## WHAT NEEDS TO BE DONE
Gather the lines that hold the string "Gräddsås".
++++ RECORDS PROVIDED
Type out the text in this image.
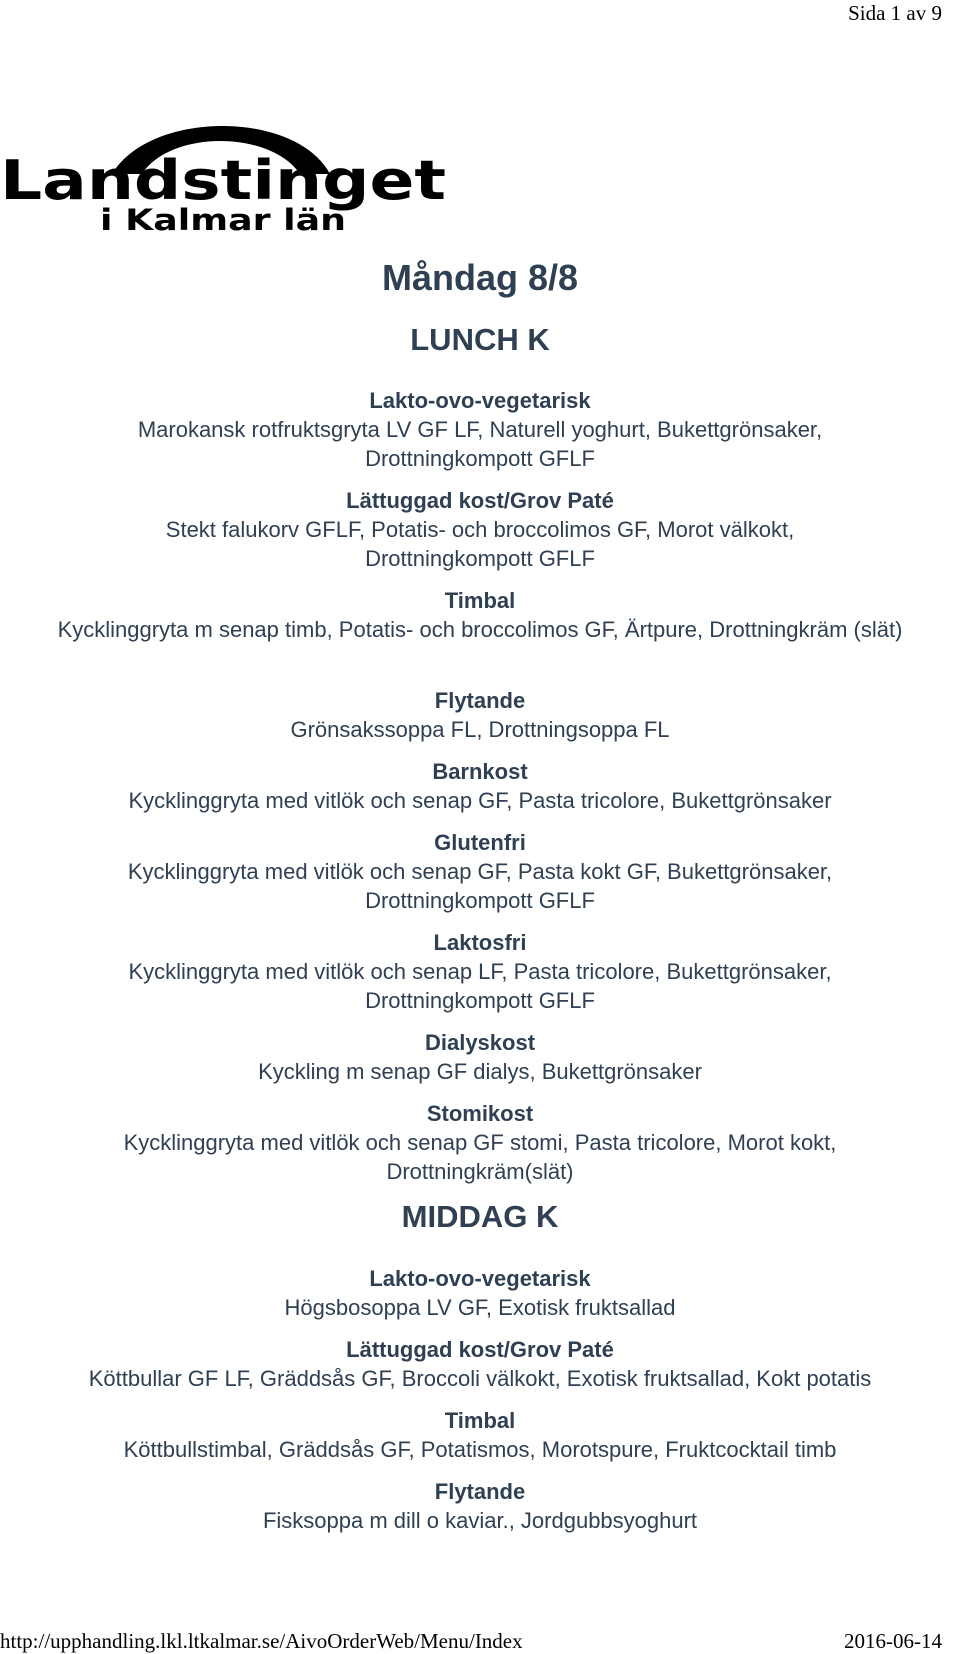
Sida 1 av 9
Landstinget
i Kalmar län
Måndag 8/8
LUNCH K
Lakto-ovo-vegetarisk
Marokansk rotfruktsgryta LV GF LF, Naturell yoghurt, Bukettgrönsaker, Drottningkompott GFLF
Lättuggad kost/Grov Paté
Stekt falukorv GFLF, Potatis- och broccolimos GF, Morot välkokt, Drottningkompott GFLF
Timbal
Kycklinggryta m senap timb, Potatis- och broccolimos GF, Ärtpure, Drottningkräm (slät)
Flytande
Grönsakssoppa FL, Drottningsoppa FL
Barnkost
Kycklinggryta med vitlök och senap GF, Pasta tricolore, Bukettgrönsaker
Glutenfri
Kycklinggryta med vitlök och senap GF, Pasta kokt GF, Bukettgrönsaker, Drottningkompott GFLF
Laktosfri
Kycklinggryta med vitlök och senap LF, Pasta tricolore, Bukettgrönsaker, Drottningkompott GFLF
Dialyskost
Kyckling m senap GF dialys, Bukettgrönsaker
Stomikost
Kycklinggryta med vitlök och senap GF stomi, Pasta tricolore, Morot kokt, Drottningkräm(slät)
MIDDAG K
Lakto-ovo-vegetarisk
Högsbosoppa LV GF, Exotisk fruktsallad
Lättuggad kost/Grov Paté
Köttbullar GF LF, Gräddsås GF, Broccoli välkokt, Exotisk fruktsallad, Kokt potatis
Timbal
Köttbullstimbal, Gräddsås GF, Potatismos, Morotspure, Fruktcocktail timb
Flytande
Fisksoppa m dill o kaviar., Jordgubbsyoghurt
http://upphandling.lkl.ltkalmar.se/AivoOrderWeb/Menu/Index	2016-06-14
++++++++
## IN RESPONSE
Köttbullar GF LF, Gräddsås GF, Broccoli välkokt, Exotisk fruktsallad, Kokt potatis
Köttbullstimbal, Gräddsås GF, Potatismos, Morotspure, Fruktcocktail timb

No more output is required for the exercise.